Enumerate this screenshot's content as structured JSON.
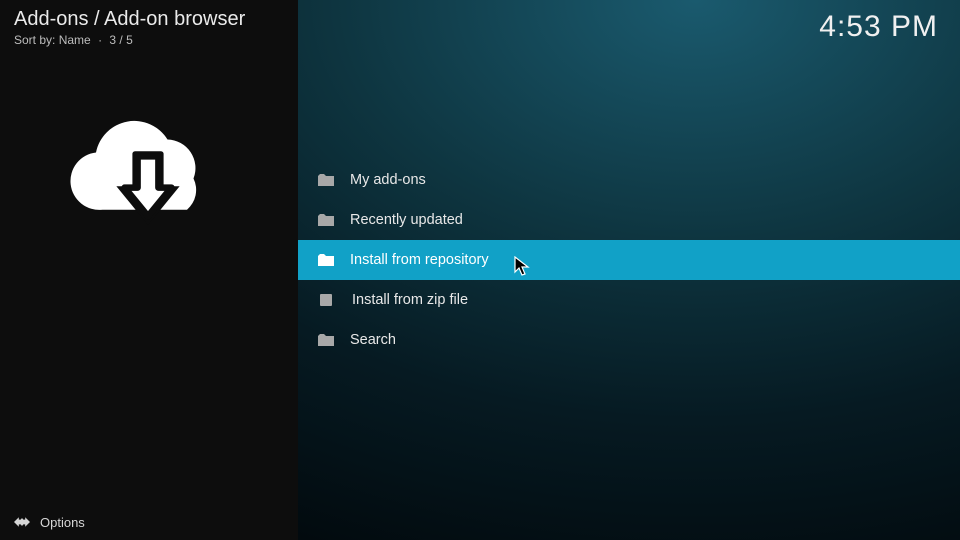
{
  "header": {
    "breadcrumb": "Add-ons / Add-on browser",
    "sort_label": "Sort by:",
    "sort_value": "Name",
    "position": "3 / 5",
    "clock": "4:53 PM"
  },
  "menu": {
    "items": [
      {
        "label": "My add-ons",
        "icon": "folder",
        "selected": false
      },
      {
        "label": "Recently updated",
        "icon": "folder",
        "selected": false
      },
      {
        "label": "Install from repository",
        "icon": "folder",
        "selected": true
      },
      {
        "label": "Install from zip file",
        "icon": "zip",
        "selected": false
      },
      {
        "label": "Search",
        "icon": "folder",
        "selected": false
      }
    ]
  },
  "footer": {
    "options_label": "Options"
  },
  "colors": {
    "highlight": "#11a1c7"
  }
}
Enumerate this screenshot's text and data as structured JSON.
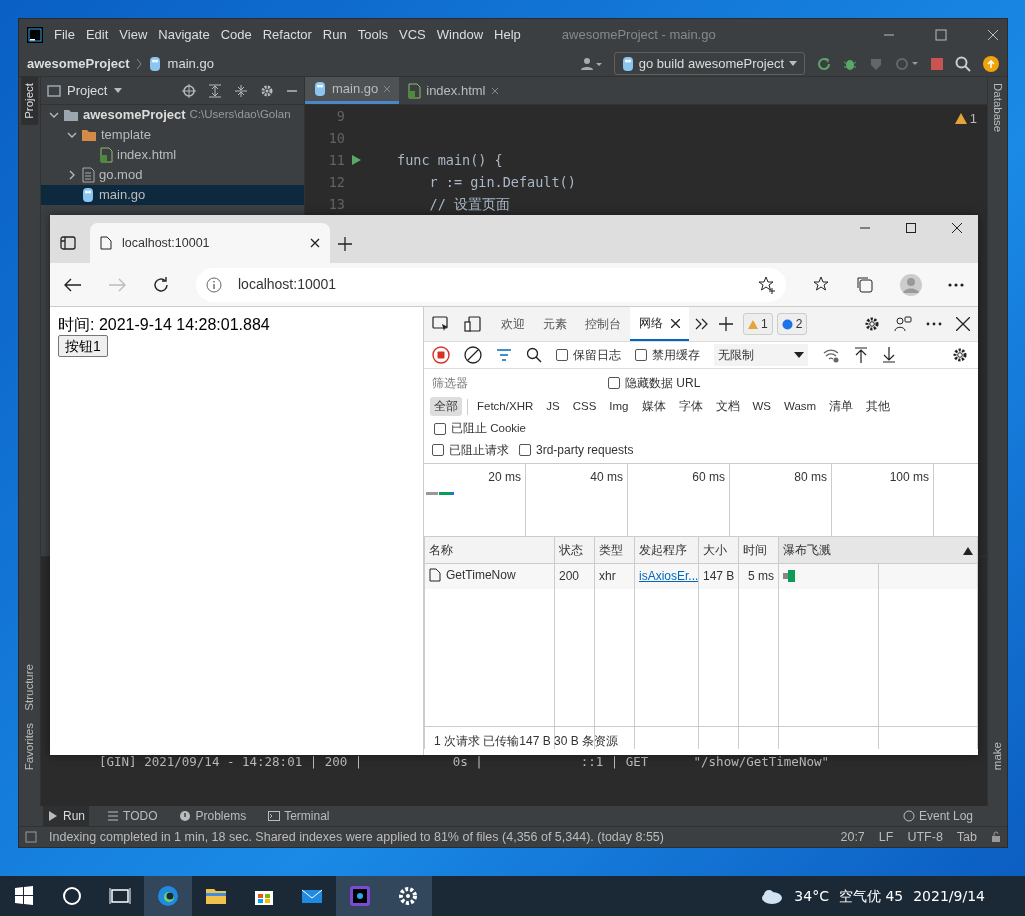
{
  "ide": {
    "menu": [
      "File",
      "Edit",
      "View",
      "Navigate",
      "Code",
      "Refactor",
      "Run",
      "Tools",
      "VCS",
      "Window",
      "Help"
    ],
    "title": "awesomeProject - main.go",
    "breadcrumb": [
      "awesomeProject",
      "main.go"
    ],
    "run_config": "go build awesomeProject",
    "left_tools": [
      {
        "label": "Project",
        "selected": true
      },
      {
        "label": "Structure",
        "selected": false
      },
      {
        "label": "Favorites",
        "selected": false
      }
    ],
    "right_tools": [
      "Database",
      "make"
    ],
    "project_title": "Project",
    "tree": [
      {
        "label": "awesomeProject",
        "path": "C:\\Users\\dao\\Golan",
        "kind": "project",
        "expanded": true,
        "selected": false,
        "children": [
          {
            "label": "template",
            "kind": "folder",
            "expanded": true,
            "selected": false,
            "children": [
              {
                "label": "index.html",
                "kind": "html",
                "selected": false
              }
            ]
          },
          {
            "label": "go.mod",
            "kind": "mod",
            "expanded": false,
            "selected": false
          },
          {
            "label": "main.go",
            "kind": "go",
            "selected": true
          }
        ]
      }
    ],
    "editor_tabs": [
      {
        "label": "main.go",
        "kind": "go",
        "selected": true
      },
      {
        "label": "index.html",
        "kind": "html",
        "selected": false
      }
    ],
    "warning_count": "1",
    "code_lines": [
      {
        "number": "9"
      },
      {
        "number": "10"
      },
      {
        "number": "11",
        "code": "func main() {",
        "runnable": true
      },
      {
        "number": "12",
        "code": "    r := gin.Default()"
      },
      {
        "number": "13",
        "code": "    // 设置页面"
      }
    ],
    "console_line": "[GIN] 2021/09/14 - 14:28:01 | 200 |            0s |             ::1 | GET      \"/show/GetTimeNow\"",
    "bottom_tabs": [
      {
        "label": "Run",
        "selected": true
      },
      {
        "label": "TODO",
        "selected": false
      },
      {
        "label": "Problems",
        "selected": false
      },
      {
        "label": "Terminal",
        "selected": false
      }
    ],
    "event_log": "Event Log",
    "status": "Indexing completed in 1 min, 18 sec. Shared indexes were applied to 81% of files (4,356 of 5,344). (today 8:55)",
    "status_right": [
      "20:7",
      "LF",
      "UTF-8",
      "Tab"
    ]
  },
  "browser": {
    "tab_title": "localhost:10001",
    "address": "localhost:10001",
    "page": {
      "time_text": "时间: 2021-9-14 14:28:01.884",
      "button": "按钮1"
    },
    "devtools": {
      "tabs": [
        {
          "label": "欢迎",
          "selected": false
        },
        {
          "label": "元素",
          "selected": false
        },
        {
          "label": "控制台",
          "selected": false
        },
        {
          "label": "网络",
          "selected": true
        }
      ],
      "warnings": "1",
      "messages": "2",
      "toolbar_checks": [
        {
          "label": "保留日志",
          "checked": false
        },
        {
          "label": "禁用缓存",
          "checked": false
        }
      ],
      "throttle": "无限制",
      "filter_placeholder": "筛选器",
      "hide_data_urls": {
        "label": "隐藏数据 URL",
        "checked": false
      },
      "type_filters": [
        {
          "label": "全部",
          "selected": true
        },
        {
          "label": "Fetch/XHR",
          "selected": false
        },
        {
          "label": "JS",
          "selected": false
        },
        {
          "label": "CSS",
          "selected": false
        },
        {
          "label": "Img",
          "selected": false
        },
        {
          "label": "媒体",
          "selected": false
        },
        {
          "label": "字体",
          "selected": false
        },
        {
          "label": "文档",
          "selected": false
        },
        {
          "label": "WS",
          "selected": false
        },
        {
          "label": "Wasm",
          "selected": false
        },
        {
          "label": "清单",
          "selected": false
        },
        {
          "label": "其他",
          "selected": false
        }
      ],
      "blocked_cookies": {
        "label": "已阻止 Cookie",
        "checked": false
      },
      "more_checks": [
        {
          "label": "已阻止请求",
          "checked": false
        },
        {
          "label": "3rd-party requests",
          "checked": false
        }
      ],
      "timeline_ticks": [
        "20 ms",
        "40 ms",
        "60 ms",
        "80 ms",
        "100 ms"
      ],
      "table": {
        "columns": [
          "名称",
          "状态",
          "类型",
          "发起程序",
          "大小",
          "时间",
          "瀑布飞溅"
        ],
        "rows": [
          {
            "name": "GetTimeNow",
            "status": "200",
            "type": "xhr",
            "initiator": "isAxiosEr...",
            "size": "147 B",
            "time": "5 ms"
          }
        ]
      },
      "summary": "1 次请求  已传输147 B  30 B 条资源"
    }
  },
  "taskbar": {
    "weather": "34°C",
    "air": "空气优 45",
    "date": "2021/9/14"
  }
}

--

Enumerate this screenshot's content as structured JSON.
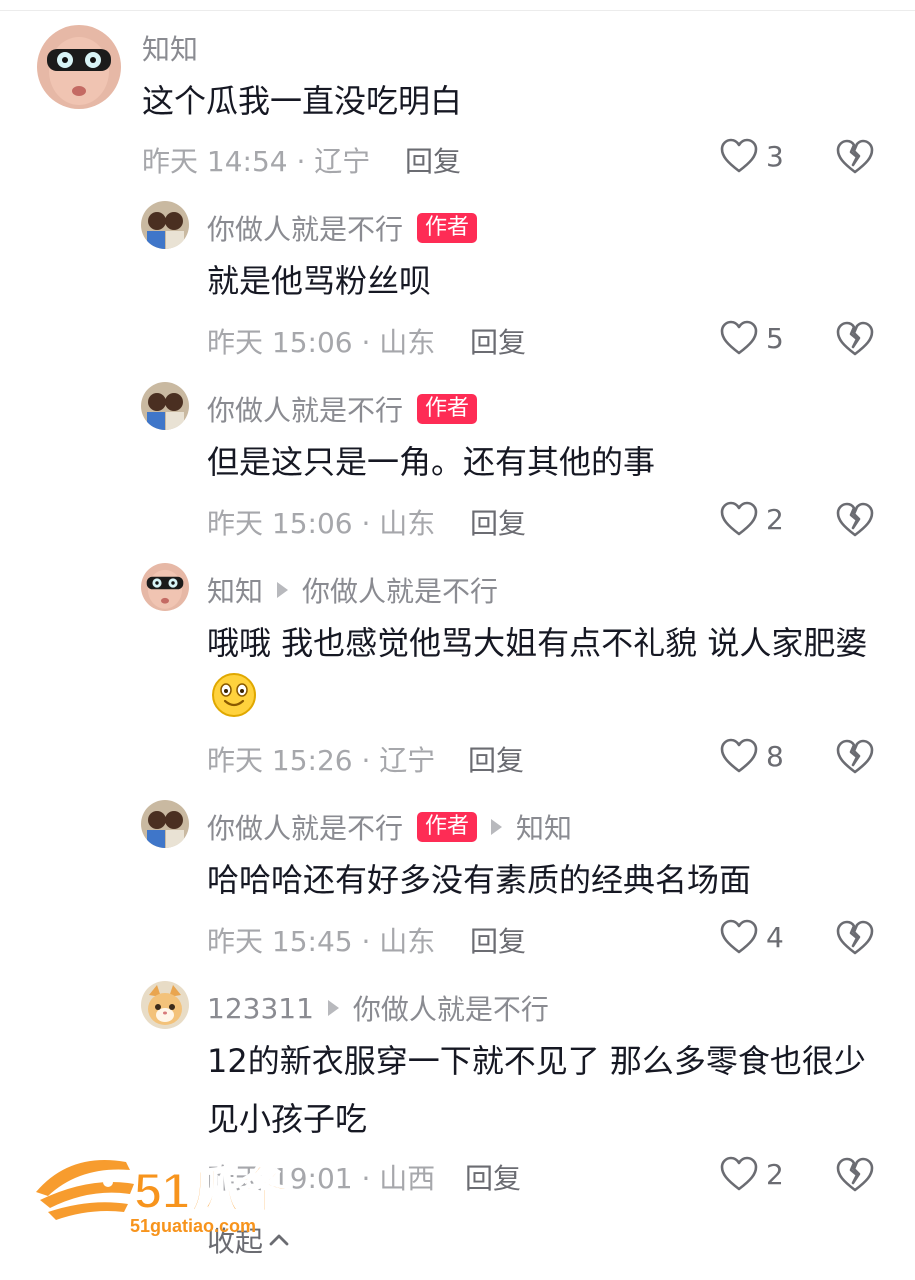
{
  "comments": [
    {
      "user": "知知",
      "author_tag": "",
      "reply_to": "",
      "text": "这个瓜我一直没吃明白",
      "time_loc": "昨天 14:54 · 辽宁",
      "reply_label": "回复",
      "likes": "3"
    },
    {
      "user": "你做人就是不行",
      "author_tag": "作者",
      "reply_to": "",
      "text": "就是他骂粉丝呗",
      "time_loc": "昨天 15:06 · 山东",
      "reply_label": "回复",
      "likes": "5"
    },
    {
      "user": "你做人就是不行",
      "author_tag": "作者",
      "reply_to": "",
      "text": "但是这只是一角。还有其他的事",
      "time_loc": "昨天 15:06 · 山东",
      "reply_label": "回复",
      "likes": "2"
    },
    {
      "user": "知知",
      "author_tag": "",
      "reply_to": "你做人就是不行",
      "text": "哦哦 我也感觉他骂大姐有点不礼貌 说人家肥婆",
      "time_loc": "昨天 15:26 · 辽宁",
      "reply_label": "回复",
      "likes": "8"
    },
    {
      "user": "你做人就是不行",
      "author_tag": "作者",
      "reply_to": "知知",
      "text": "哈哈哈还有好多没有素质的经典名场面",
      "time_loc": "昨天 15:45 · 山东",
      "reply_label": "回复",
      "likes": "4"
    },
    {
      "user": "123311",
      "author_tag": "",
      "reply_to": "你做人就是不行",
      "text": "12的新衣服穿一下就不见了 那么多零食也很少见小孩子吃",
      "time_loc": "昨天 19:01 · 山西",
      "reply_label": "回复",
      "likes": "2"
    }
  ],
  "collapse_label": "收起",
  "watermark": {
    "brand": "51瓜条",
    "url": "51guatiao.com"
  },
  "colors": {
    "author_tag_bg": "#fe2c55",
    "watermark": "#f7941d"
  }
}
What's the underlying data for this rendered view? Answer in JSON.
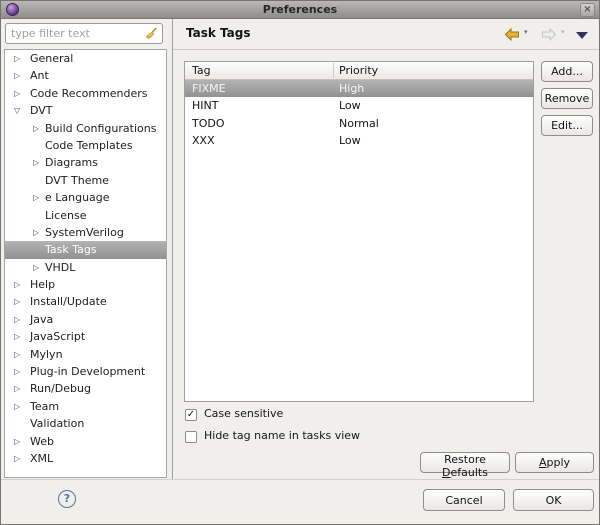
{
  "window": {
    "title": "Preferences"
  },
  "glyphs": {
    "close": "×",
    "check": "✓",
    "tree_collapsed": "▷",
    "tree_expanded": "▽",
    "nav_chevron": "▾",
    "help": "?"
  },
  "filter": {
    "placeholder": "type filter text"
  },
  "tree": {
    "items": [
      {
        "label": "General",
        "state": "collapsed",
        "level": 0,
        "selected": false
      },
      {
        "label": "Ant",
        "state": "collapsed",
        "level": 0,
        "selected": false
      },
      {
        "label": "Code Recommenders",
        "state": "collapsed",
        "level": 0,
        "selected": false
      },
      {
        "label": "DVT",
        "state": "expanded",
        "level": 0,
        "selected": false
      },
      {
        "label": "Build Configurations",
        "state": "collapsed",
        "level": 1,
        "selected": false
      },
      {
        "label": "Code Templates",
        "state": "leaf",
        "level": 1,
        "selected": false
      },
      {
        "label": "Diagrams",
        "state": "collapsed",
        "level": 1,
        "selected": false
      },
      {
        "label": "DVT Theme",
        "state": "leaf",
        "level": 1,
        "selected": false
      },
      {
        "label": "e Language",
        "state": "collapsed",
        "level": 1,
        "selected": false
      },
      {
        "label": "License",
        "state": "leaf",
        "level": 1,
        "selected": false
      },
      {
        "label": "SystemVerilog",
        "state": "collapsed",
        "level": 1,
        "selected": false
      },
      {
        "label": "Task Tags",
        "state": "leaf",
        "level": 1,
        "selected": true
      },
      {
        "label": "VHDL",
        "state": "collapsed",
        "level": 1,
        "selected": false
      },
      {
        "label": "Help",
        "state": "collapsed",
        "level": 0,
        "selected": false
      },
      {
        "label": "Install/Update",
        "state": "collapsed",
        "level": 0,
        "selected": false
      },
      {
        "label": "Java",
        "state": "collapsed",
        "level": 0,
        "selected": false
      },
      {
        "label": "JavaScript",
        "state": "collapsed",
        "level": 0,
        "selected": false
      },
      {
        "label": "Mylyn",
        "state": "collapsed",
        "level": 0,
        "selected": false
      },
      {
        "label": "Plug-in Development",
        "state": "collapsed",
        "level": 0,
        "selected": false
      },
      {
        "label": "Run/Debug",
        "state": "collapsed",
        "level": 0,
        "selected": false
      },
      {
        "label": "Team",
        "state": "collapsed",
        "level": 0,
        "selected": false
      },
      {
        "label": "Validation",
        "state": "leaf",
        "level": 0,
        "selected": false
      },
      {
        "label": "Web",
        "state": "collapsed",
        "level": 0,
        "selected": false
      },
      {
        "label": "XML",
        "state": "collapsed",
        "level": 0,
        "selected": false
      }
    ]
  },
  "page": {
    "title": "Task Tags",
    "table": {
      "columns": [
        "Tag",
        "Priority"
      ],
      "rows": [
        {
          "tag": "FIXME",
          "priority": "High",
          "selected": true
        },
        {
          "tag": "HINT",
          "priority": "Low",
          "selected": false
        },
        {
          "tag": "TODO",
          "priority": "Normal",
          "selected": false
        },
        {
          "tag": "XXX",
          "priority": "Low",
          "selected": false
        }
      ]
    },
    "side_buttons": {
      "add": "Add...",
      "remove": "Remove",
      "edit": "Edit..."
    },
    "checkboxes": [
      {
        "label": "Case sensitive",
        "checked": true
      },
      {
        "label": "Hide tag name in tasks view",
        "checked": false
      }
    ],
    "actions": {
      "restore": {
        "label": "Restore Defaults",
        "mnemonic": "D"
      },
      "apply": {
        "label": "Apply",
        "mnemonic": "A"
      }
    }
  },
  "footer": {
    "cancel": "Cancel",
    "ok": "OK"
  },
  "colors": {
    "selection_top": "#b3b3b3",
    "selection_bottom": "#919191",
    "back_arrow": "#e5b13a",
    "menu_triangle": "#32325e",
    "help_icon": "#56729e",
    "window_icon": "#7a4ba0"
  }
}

## YOUR GOAL
Return every line from the records above that holds the word "GetTimeNow".

## TASK SOLUTION
    "console_line": "[GIN] 2021/09/14 - 14:28:01 | 200 |            0s |             ::1 | GET      \"/show/GetTimeNow\"",
            "name": "GetTimeNow",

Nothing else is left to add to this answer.